_Exercise task:_
Give back every one of the entries below, unchanged and in the same order.

_Data records:_
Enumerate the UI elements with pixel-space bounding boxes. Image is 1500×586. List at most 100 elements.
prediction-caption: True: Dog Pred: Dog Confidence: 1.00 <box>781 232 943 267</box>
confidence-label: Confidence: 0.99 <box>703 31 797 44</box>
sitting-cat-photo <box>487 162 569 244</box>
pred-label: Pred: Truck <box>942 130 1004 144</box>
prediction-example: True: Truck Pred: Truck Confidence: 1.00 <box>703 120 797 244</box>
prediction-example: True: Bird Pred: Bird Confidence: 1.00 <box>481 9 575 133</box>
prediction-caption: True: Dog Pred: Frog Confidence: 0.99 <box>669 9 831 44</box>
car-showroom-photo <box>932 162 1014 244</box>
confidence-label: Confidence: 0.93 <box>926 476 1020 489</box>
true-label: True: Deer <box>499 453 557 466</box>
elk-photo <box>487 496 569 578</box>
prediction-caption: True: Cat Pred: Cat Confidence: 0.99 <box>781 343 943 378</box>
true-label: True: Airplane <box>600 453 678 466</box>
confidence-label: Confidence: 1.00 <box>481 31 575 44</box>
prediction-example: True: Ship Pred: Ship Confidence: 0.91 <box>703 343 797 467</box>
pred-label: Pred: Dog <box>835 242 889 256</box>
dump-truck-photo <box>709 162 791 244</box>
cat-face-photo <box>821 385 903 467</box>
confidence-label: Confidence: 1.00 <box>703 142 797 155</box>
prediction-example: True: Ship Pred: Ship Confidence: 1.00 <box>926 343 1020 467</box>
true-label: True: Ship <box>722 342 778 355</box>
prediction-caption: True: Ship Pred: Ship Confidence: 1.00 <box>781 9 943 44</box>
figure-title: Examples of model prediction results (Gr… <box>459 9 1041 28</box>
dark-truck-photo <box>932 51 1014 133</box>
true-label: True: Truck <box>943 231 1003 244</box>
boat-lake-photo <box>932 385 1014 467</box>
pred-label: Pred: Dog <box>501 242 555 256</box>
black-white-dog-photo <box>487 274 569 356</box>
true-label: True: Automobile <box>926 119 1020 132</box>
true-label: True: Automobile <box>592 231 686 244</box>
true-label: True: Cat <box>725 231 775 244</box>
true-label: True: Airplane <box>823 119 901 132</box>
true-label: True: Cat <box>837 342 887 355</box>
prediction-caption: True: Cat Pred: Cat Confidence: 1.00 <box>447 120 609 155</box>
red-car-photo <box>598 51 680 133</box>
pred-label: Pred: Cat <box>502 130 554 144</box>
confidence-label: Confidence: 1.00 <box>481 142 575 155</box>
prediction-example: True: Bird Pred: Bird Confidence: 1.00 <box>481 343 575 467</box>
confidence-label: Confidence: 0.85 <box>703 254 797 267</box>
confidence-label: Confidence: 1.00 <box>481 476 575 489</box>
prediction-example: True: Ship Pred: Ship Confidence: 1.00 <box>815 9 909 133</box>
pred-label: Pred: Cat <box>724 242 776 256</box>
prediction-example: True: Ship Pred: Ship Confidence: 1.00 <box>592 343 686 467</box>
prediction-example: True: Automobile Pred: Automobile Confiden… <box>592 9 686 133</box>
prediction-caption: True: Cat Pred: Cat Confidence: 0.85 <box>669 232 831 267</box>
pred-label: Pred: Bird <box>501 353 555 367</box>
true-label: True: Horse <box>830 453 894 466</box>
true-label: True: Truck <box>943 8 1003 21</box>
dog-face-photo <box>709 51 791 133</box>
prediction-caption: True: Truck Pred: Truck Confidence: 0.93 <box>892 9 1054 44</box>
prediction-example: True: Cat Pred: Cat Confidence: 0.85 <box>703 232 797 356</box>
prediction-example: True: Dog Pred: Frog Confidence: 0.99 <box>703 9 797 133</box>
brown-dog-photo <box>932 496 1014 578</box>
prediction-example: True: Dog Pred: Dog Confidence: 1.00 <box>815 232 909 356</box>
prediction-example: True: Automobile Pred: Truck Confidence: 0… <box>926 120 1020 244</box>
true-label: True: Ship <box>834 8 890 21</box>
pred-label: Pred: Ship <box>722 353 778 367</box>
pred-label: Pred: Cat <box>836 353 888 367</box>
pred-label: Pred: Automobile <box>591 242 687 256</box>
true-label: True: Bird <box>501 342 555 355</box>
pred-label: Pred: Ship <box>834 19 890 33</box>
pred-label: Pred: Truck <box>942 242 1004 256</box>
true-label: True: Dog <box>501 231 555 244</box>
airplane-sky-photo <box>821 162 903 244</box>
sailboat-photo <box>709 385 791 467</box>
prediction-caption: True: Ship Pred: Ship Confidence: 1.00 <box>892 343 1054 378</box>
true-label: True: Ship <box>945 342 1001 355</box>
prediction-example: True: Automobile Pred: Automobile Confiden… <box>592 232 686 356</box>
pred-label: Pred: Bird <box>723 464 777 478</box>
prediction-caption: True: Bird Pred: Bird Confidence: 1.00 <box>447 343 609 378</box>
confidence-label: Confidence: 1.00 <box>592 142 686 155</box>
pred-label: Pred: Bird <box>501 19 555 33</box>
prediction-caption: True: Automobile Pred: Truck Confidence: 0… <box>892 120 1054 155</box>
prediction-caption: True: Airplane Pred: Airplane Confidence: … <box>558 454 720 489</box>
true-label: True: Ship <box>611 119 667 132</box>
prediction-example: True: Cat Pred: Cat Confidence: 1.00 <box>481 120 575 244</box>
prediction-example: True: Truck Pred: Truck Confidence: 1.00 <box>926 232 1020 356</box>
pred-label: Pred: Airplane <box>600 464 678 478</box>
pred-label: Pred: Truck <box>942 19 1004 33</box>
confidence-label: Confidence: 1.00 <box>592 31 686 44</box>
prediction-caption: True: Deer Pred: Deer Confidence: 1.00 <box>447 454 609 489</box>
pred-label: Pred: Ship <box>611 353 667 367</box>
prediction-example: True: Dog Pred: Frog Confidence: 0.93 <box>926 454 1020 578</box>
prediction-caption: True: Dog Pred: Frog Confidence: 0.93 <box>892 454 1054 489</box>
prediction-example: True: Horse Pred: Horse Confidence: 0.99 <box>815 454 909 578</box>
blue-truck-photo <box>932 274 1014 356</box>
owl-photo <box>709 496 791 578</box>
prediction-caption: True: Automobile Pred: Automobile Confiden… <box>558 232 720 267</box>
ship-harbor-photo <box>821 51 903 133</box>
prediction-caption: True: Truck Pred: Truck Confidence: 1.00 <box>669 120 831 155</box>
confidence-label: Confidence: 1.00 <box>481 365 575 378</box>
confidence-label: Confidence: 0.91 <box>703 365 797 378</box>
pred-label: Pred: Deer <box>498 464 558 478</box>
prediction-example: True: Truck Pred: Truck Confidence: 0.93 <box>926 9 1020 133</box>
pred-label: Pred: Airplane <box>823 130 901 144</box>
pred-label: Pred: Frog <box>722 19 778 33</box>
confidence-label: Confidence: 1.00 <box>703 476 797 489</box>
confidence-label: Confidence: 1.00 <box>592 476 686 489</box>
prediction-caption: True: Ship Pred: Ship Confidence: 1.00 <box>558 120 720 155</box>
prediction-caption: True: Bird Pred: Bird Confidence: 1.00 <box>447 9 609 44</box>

_Answer to the exercise:_
Enumerate the UI elements with pixel-space bounding boxes. Image is 1500×586. List at most 100 elements.
prediction-caption: True: Dog Pred: Dog Confidence: 1.00 <box>781 232 943 267</box>
confidence-label: Confidence: 0.99 <box>703 31 797 44</box>
sitting-cat-photo <box>487 162 569 244</box>
pred-label: Pred: Truck <box>942 130 1004 144</box>
prediction-example: True: Truck Pred: Truck Confidence: 1.00 <box>703 120 797 244</box>
prediction-example: True: Bird Pred: Bird Confidence: 1.00 <box>481 9 575 133</box>
prediction-caption: True: Dog Pred: Frog Confidence: 0.99 <box>669 9 831 44</box>
car-showroom-photo <box>932 162 1014 244</box>
confidence-label: Confidence: 0.93 <box>926 476 1020 489</box>
true-label: True: Deer <box>499 453 557 466</box>
elk-photo <box>487 496 569 578</box>
prediction-caption: True: Cat Pred: Cat Confidence: 0.99 <box>781 343 943 378</box>
true-label: True: Airplane <box>600 453 678 466</box>
confidence-label: Confidence: 1.00 <box>481 31 575 44</box>
prediction-example: True: Ship Pred: Ship Confidence: 0.91 <box>703 343 797 467</box>
pred-label: Pred: Dog <box>835 242 889 256</box>
dump-truck-photo <box>709 162 791 244</box>
cat-face-photo <box>821 385 903 467</box>
confidence-label: Confidence: 1.00 <box>703 142 797 155</box>
prediction-example: True: Ship Pred: Ship Confidence: 1.00 <box>926 343 1020 467</box>
true-label: True: Ship <box>722 342 778 355</box>
prediction-caption: True: Ship Pred: Ship Confidence: 1.00 <box>781 9 943 44</box>
figure-title: Examples of model prediction results (Gr… <box>459 9 1041 28</box>
dark-truck-photo <box>932 51 1014 133</box>
true-label: True: Truck <box>943 231 1003 244</box>
boat-lake-photo <box>932 385 1014 467</box>
pred-label: Pred: Dog <box>501 242 555 256</box>
black-white-dog-photo <box>487 274 569 356</box>
true-label: True: Automobile <box>926 119 1020 132</box>
true-label: True: Automobile <box>592 231 686 244</box>
true-label: True: Cat <box>725 231 775 244</box>
true-label: True: Airplane <box>823 119 901 132</box>
true-label: True: Cat <box>837 342 887 355</box>
prediction-caption: True: Cat Pred: Cat Confidence: 1.00 <box>447 120 609 155</box>
red-car-photo <box>598 51 680 133</box>
pred-label: Pred: Cat <box>502 130 554 144</box>
confidence-label: Confidence: 1.00 <box>481 142 575 155</box>
prediction-example: True: Bird Pred: Bird Confidence: 1.00 <box>481 343 575 467</box>
confidence-label: Confidence: 0.85 <box>703 254 797 267</box>
confidence-label: Confidence: 1.00 <box>481 476 575 489</box>
prediction-example: True: Ship Pred: Ship Confidence: 1.00 <box>815 9 909 133</box>
pred-label: Pred: Cat <box>724 242 776 256</box>
prediction-example: True: Ship Pred: Ship Confidence: 1.00 <box>592 343 686 467</box>
prediction-example: True: Automobile Pred: Automobile Confiden… <box>592 9 686 133</box>
prediction-caption: True: Cat Pred: Cat Confidence: 0.85 <box>669 232 831 267</box>
pred-label: Pred: Bird <box>501 353 555 367</box>
true-label: True: Horse <box>830 453 894 466</box>
true-label: True: Truck <box>943 8 1003 21</box>
dog-face-photo <box>709 51 791 133</box>
prediction-caption: True: Truck Pred: Truck Confidence: 0.93 <box>892 9 1054 44</box>
prediction-example: True: Cat Pred: Cat Confidence: 0.85 <box>703 232 797 356</box>
prediction-example: True: Dog Pred: Frog Confidence: 0.99 <box>703 9 797 133</box>
brown-dog-photo <box>932 496 1014 578</box>
prediction-example: True: Dog Pred: Dog Confidence: 1.00 <box>815 232 909 356</box>
prediction-example: True: Automobile Pred: Truck Confidence: 0… <box>926 120 1020 244</box>
true-label: True: Ship <box>834 8 890 21</box>
pred-label: Pred: Ship <box>722 353 778 367</box>
pred-label: Pred: Cat <box>836 353 888 367</box>
pred-label: Pred: Automobile <box>591 242 687 256</box>
true-label: True: Bird <box>501 342 555 355</box>
pred-label: Pred: Ship <box>834 19 890 33</box>
pred-label: Pred: Truck <box>942 242 1004 256</box>
true-label: True: Dog <box>501 231 555 244</box>
airplane-sky-photo <box>821 162 903 244</box>
sailboat-photo <box>709 385 791 467</box>
prediction-caption: True: Ship Pred: Ship Confidence: 1.00 <box>892 343 1054 378</box>
true-label: True: Ship <box>945 342 1001 355</box>
prediction-example: True: Automobile Pred: Automobile Confiden… <box>592 232 686 356</box>
pred-label: Pred: Bird <box>723 464 777 478</box>
prediction-caption: True: Bird Pred: Bird Confidence: 1.00 <box>447 343 609 378</box>
confidence-label: Confidence: 1.00 <box>592 142 686 155</box>
pred-label: Pred: Bird <box>501 19 555 33</box>
prediction-caption: True: Automobile Pred: Truck Confidence: 0… <box>892 120 1054 155</box>
prediction-caption: True: Airplane Pred: Airplane Confidence: … <box>558 454 720 489</box>
true-label: True: Ship <box>611 119 667 132</box>
prediction-example: True: Cat Pred: Cat Confidence: 1.00 <box>481 120 575 244</box>
prediction-example: True: Truck Pred: Truck Confidence: 1.00 <box>926 232 1020 356</box>
pred-label: Pred: Airplane <box>600 464 678 478</box>
pred-label: Pred: Truck <box>942 19 1004 33</box>
confidence-label: Confidence: 1.00 <box>592 31 686 44</box>
prediction-caption: True: Deer Pred: Deer Confidence: 1.00 <box>447 454 609 489</box>
pred-label: Pred: Ship <box>611 353 667 367</box>
prediction-example: True: Dog Pred: Frog Confidence: 0.93 <box>926 454 1020 578</box>
prediction-caption: True: Dog Pred: Frog Confidence: 0.93 <box>892 454 1054 489</box>
prediction-example: True: Horse Pred: Horse Confidence: 0.99 <box>815 454 909 578</box>
blue-truck-photo <box>932 274 1014 356</box>
owl-photo <box>709 496 791 578</box>
prediction-caption: True: Automobile Pred: Automobile Confiden… <box>558 232 720 267</box>
ship-harbor-photo <box>821 51 903 133</box>
prediction-caption: True: Truck Pred: Truck Confidence: 1.00 <box>669 120 831 155</box>
confidence-label: Confidence: 1.00 <box>481 365 575 378</box>
confidence-label: Confidence: 0.91 <box>703 365 797 378</box>
pred-label: Pred: Deer <box>498 464 558 478</box>
prediction-example: True: Truck Pred: Truck Confidence: 0.93 <box>926 9 1020 133</box>
pred-label: Pred: Airplane <box>823 130 901 144</box>
pred-label: Pred: Frog <box>722 19 778 33</box>
confidence-label: Confidence: 1.00 <box>703 476 797 489</box>
confidence-label: Confidence: 1.00 <box>592 476 686 489</box>
prediction-caption: True: Ship Pred: Ship Confidence: 1.00 <box>558 120 720 155</box>
prediction-caption: True: Bird Pred: Bird Confidence: 1.00 <box>447 9 609 44</box>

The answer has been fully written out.